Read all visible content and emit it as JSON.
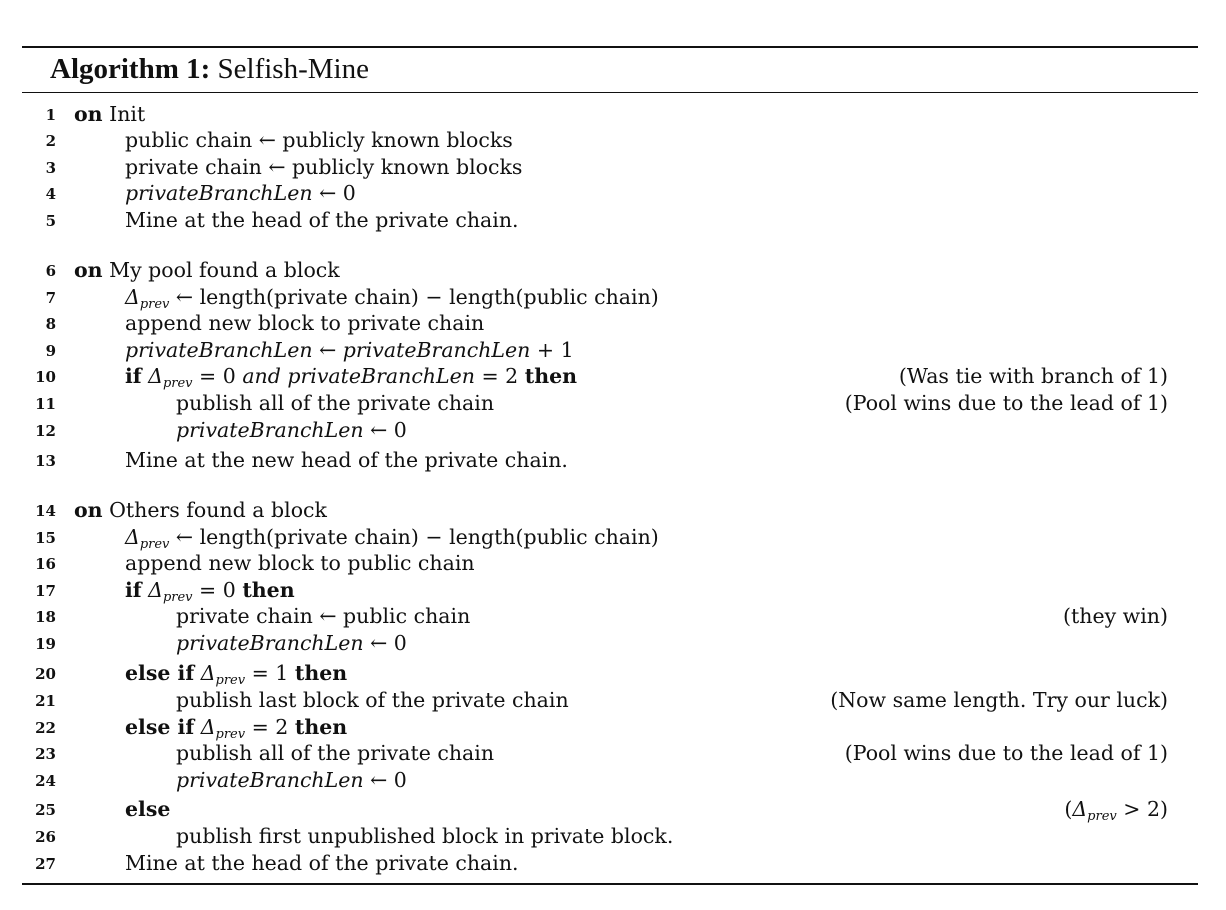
{
  "title": {
    "label": "Algorithm 1:",
    "name": "Selfish-Mine"
  },
  "lines": [
    {
      "n": "1",
      "parts": [
        {
          "k": "kw",
          "t": "on"
        },
        {
          "k": "t",
          "t": " Init"
        }
      ]
    },
    {
      "n": "2",
      "parts": [
        {
          "k": "t",
          "t": "public chain ← publicly known blocks"
        }
      ]
    },
    {
      "n": "3",
      "parts": [
        {
          "k": "t",
          "t": "private chain ← publicly known blocks"
        }
      ]
    },
    {
      "n": "4",
      "parts": [
        {
          "k": "it",
          "t": "privateBranchLen"
        },
        {
          "k": "t",
          "t": " ← 0"
        }
      ]
    },
    {
      "n": "5",
      "parts": [
        {
          "k": "t",
          "t": "Mine at the head of the private chain."
        }
      ]
    },
    {
      "n": "6",
      "parts": [
        {
          "k": "kw",
          "t": "on"
        },
        {
          "k": "t",
          "t": " My pool found a block"
        }
      ]
    },
    {
      "n": "7",
      "parts": [
        {
          "k": "it",
          "t": "Δ"
        },
        {
          "k": "sub",
          "t": "prev"
        },
        {
          "k": "t",
          "t": " ← length(private chain) − length(public chain)"
        }
      ]
    },
    {
      "n": "8",
      "parts": [
        {
          "k": "t",
          "t": "append new block to private chain"
        }
      ]
    },
    {
      "n": "9",
      "parts": [
        {
          "k": "it",
          "t": "privateBranchLen"
        },
        {
          "k": "t",
          "t": " ← "
        },
        {
          "k": "it",
          "t": "privateBranchLen"
        },
        {
          "k": "t",
          "t": " + 1"
        }
      ]
    },
    {
      "n": "10",
      "parts": [
        {
          "k": "kw",
          "t": "if"
        },
        {
          "k": "t",
          "t": " "
        },
        {
          "k": "it",
          "t": "Δ"
        },
        {
          "k": "sub",
          "t": "prev"
        },
        {
          "k": "t",
          "t": " = 0 "
        },
        {
          "k": "it",
          "t": "and privateBranchLen"
        },
        {
          "k": "t",
          "t": " = 2 "
        },
        {
          "k": "kw",
          "t": "then"
        }
      ],
      "comment": [
        {
          "k": "t",
          "t": "(Was tie with branch of 1)"
        }
      ]
    },
    {
      "n": "11",
      "parts": [
        {
          "k": "t",
          "t": "publish all of the private chain"
        }
      ],
      "comment": [
        {
          "k": "t",
          "t": "(Pool wins due to the lead of 1)"
        }
      ]
    },
    {
      "n": "12",
      "parts": [
        {
          "k": "it",
          "t": "privateBranchLen"
        },
        {
          "k": "t",
          "t": " ← 0"
        }
      ]
    },
    {
      "n": "13",
      "parts": [
        {
          "k": "t",
          "t": "Mine at the new head of the private chain."
        }
      ]
    },
    {
      "n": "14",
      "parts": [
        {
          "k": "kw",
          "t": "on"
        },
        {
          "k": "t",
          "t": " Others found a block"
        }
      ]
    },
    {
      "n": "15",
      "parts": [
        {
          "k": "it",
          "t": "Δ"
        },
        {
          "k": "sub",
          "t": "prev"
        },
        {
          "k": "t",
          "t": " ← length(private chain) − length(public chain)"
        }
      ]
    },
    {
      "n": "16",
      "parts": [
        {
          "k": "t",
          "t": "append new block to public chain"
        }
      ]
    },
    {
      "n": "17",
      "parts": [
        {
          "k": "kw",
          "t": "if"
        },
        {
          "k": "t",
          "t": " "
        },
        {
          "k": "it",
          "t": "Δ"
        },
        {
          "k": "sub",
          "t": "prev"
        },
        {
          "k": "t",
          "t": " = 0 "
        },
        {
          "k": "kw",
          "t": "then"
        }
      ]
    },
    {
      "n": "18",
      "parts": [
        {
          "k": "t",
          "t": "private chain ← public chain"
        }
      ],
      "comment": [
        {
          "k": "t",
          "t": "(they win)"
        }
      ]
    },
    {
      "n": "19",
      "parts": [
        {
          "k": "it",
          "t": "privateBranchLen"
        },
        {
          "k": "t",
          "t": " ← 0"
        }
      ]
    },
    {
      "n": "20",
      "parts": [
        {
          "k": "kw",
          "t": "else if"
        },
        {
          "k": "t",
          "t": " "
        },
        {
          "k": "it",
          "t": "Δ"
        },
        {
          "k": "sub",
          "t": "prev"
        },
        {
          "k": "t",
          "t": " = 1 "
        },
        {
          "k": "kw",
          "t": "then"
        }
      ]
    },
    {
      "n": "21",
      "parts": [
        {
          "k": "t",
          "t": "publish last block of the private chain"
        }
      ],
      "comment": [
        {
          "k": "t",
          "t": "(Now same length. Try our luck)"
        }
      ]
    },
    {
      "n": "22",
      "parts": [
        {
          "k": "kw",
          "t": "else if"
        },
        {
          "k": "t",
          "t": " "
        },
        {
          "k": "it",
          "t": "Δ"
        },
        {
          "k": "sub",
          "t": "prev"
        },
        {
          "k": "t",
          "t": " = 2 "
        },
        {
          "k": "kw",
          "t": "then"
        }
      ]
    },
    {
      "n": "23",
      "parts": [
        {
          "k": "t",
          "t": "publish all of the private chain"
        }
      ],
      "comment": [
        {
          "k": "t",
          "t": "(Pool wins due to the lead of 1)"
        }
      ]
    },
    {
      "n": "24",
      "parts": [
        {
          "k": "it",
          "t": "privateBranchLen"
        },
        {
          "k": "t",
          "t": " ← 0"
        }
      ]
    },
    {
      "n": "25",
      "parts": [
        {
          "k": "kw",
          "t": "else"
        }
      ],
      "comment": [
        {
          "k": "t",
          "t": "("
        },
        {
          "k": "it",
          "t": "Δ"
        },
        {
          "k": "sub",
          "t": "prev"
        },
        {
          "k": "t",
          "t": " > 2)"
        }
      ]
    },
    {
      "n": "26",
      "parts": [
        {
          "k": "t",
          "t": "publish first unpublished block in private block."
        }
      ]
    },
    {
      "n": "27",
      "parts": [
        {
          "k": "t",
          "t": "Mine at the head of the private chain."
        }
      ]
    }
  ]
}
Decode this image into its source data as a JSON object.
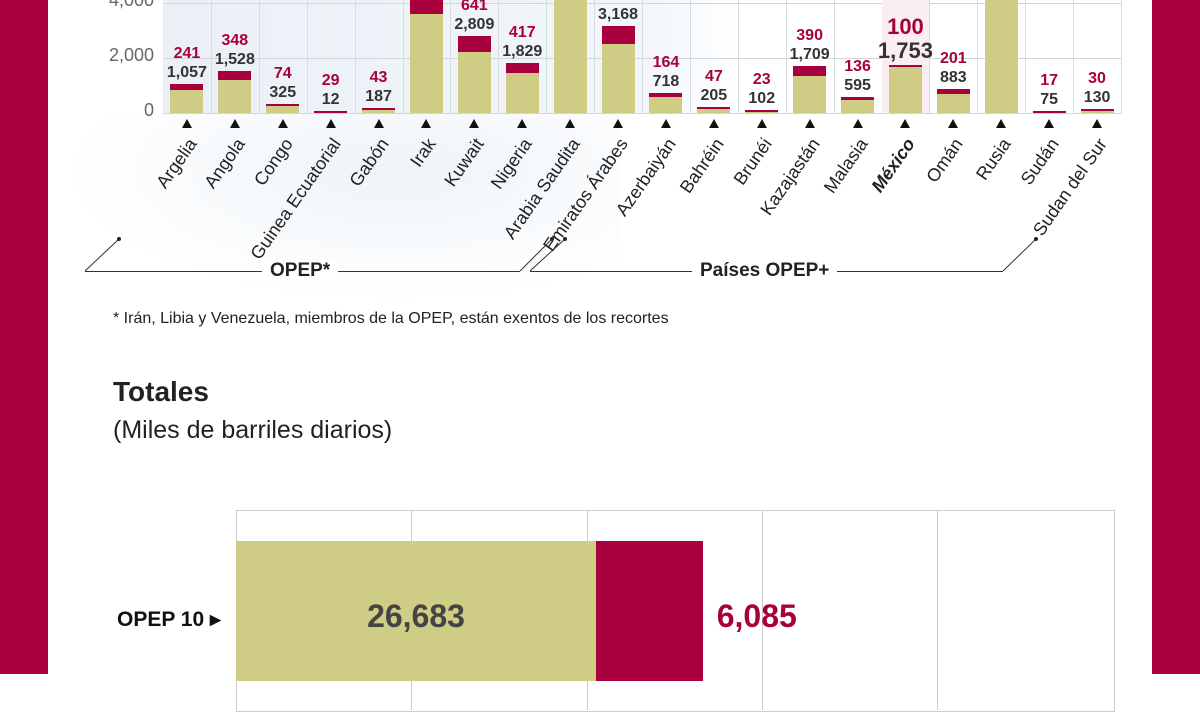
{
  "colors": {
    "base": "#cfcc85",
    "cut": "#a8003c",
    "frame": "#a8003c",
    "highlight_bg": "#fbeef0"
  },
  "chart_data": [
    {
      "type": "bar",
      "stacked": true,
      "ylim": [
        0,
        4000
      ],
      "yticks": [
        "0",
        "2,000",
        "4,000"
      ],
      "grid": true,
      "categories": [
        "Argelia",
        "Angola",
        "Congo",
        "Guinea Ecuatorial",
        "Gabón",
        "Irak",
        "Kuwait",
        "Nigeria",
        "Arabia Saudita",
        "Emiratos Árabes",
        "Azerbaiyán",
        "Bahréin",
        "Brunéi",
        "Kazajastán",
        "Malasia",
        "México",
        "Omán",
        "Rusia",
        "Sudán",
        "Sudan del Sur"
      ],
      "highlight": "México",
      "total_labels": [
        "1,057",
        "1,528",
        "325",
        "12",
        "187",
        null,
        "2,809",
        "1,829",
        null,
        "3,168",
        "718",
        "205",
        "102",
        "1,709",
        "595",
        "1,753",
        "883",
        null,
        "75",
        "130"
      ],
      "cut_labels": [
        "241",
        "348",
        "74",
        "29",
        "43",
        null,
        "641",
        "417",
        null,
        "722",
        "164",
        "47",
        "23",
        "390",
        "136",
        "100",
        "201",
        null,
        "17",
        "30"
      ],
      "totals": [
        1057,
        1528,
        325,
        12,
        187,
        null,
        2809,
        1829,
        null,
        3168,
        718,
        205,
        102,
        1709,
        595,
        1753,
        883,
        null,
        75,
        130
      ],
      "cuts": [
        241,
        348,
        74,
        29,
        43,
        null,
        641,
        417,
        null,
        722,
        164,
        47,
        23,
        390,
        136,
        100,
        201,
        null,
        17,
        30
      ],
      "groups": [
        {
          "label": "OPEP*",
          "from": "Argelia",
          "to": "Emiratos Árabes"
        },
        {
          "label": "Países OPEP+",
          "from": "Azerbaiyán",
          "to": "Sudan del Sur"
        }
      ],
      "footnote": "* Irán, Libia y Venezuela, miembros de la OPEP, están exentos de los recortes"
    },
    {
      "type": "bar",
      "orientation": "horizontal",
      "stacked": true,
      "title": "Totales",
      "subtitle": "(Miles de barriles diarios)",
      "categories": [
        "OPEP 10"
      ],
      "category_labels": [
        "OPEP 10 ▸"
      ],
      "series": [
        {
          "values": [
            26683
          ],
          "labels": [
            "26,683"
          ]
        },
        {
          "values": [
            6085
          ],
          "labels": [
            "6,085"
          ]
        }
      ],
      "xlim": [
        0,
        65000
      ],
      "grid": true
    }
  ]
}
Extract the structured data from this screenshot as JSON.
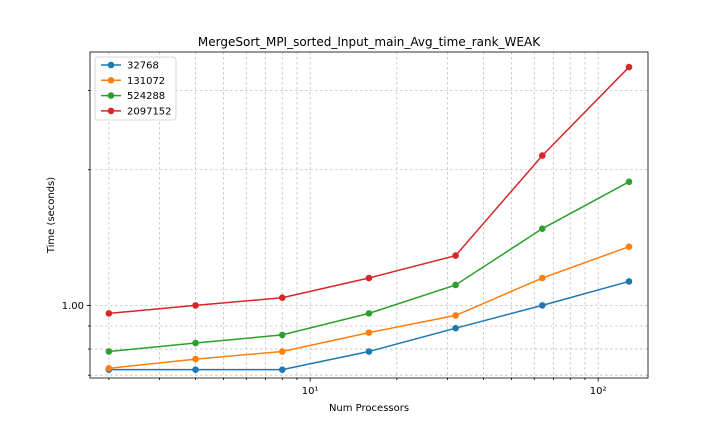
{
  "chart_data": {
    "type": "line",
    "title": "MergeSort_MPI_sorted_Input_main_Avg_time_rank_WEAK",
    "xlabel": "Num Processors",
    "ylabel": "Time (seconds)",
    "xscale": "log",
    "yscale": "log",
    "xlim": [
      1.72,
      149
    ],
    "ylim": [
      0.69,
      3.65
    ],
    "x": [
      2,
      4,
      8,
      16,
      32,
      64,
      128
    ],
    "xticks": [
      {
        "value": 10,
        "label": "10¹"
      },
      {
        "value": 100,
        "label": "10²"
      }
    ],
    "yticks": [
      {
        "value": 1.0,
        "label": "1.00"
      }
    ],
    "grid": true,
    "legend_position": "upper-left",
    "series": [
      {
        "name": "32768",
        "color": "#1f77b4",
        "values": [
          0.72,
          0.72,
          0.72,
          0.79,
          0.89,
          1.0,
          1.13
        ]
      },
      {
        "name": "131072",
        "color": "#ff7f0e",
        "values": [
          0.725,
          0.76,
          0.79,
          0.87,
          0.95,
          1.15,
          1.35
        ]
      },
      {
        "name": "524288",
        "color": "#2ca02c",
        "values": [
          0.79,
          0.825,
          0.86,
          0.96,
          1.11,
          1.48,
          1.88
        ]
      },
      {
        "name": "2097152",
        "color": "#d62728",
        "values": [
          0.96,
          1.0,
          1.04,
          1.15,
          1.29,
          2.15,
          3.38
        ]
      }
    ]
  }
}
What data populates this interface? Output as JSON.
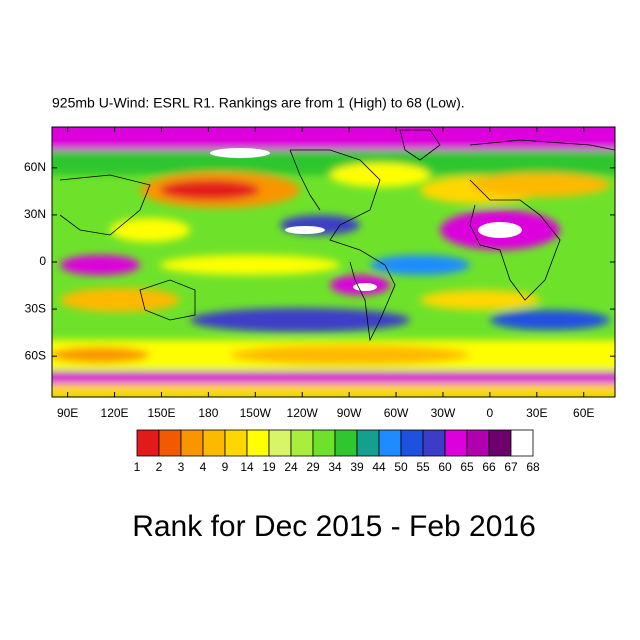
{
  "chart_data": {
    "type": "map",
    "title": "925mb U-Wind: ESRL R1. Rankings are from 1 (High) to 68 (Low).",
    "footer": "Rank for Dec 2015 - Feb 2016",
    "lonlim": [
      80,
      440
    ],
    "latlim": [
      -86,
      86
    ],
    "lon_ticks": [
      {
        "value": 90,
        "label": "90E"
      },
      {
        "value": 120,
        "label": "120E"
      },
      {
        "value": 150,
        "label": "150E"
      },
      {
        "value": 180,
        "label": "180"
      },
      {
        "value": 210,
        "label": "150W"
      },
      {
        "value": 240,
        "label": "120W"
      },
      {
        "value": 270,
        "label": "90W"
      },
      {
        "value": 300,
        "label": "60W"
      },
      {
        "value": 330,
        "label": "30W"
      },
      {
        "value": 360,
        "label": "0"
      },
      {
        "value": 390,
        "label": "30E"
      },
      {
        "value": 420,
        "label": "60E"
      }
    ],
    "lat_ticks": [
      {
        "value": 60,
        "label": "60N"
      },
      {
        "value": 30,
        "label": "30N"
      },
      0,
      {
        "value": -30,
        "label": "30S"
      },
      {
        "value": -60,
        "label": "60S"
      }
    ],
    "colorbar": {
      "levels": [
        1,
        2,
        3,
        4,
        9,
        14,
        19,
        24,
        29,
        34,
        39,
        44,
        50,
        55,
        60,
        65,
        66,
        67,
        68
      ],
      "colors": [
        "#e31a1c",
        "#f25a00",
        "#f99500",
        "#fdb900",
        "#ffd700",
        "#ffff00",
        "#d8f56a",
        "#a8ee3c",
        "#6ee22a",
        "#2fc62f",
        "#14a08c",
        "#1e8cff",
        "#2050e0",
        "#3c3cc8",
        "#dc00dc",
        "#b000b0",
        "#6e006e",
        "#ffffff"
      ]
    }
  }
}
--------
◆ **TASK DETAILS**
Read the data above and pull out each line that holds the string "publish".

◆ **RESPONSE FOR THIS EXERCISE**
          "t": "publish all of the private chain"
          "t": "publish last block of the private chain"
          "t": "publish all of the private chain"
          "t": "publish first unpublished block in private block."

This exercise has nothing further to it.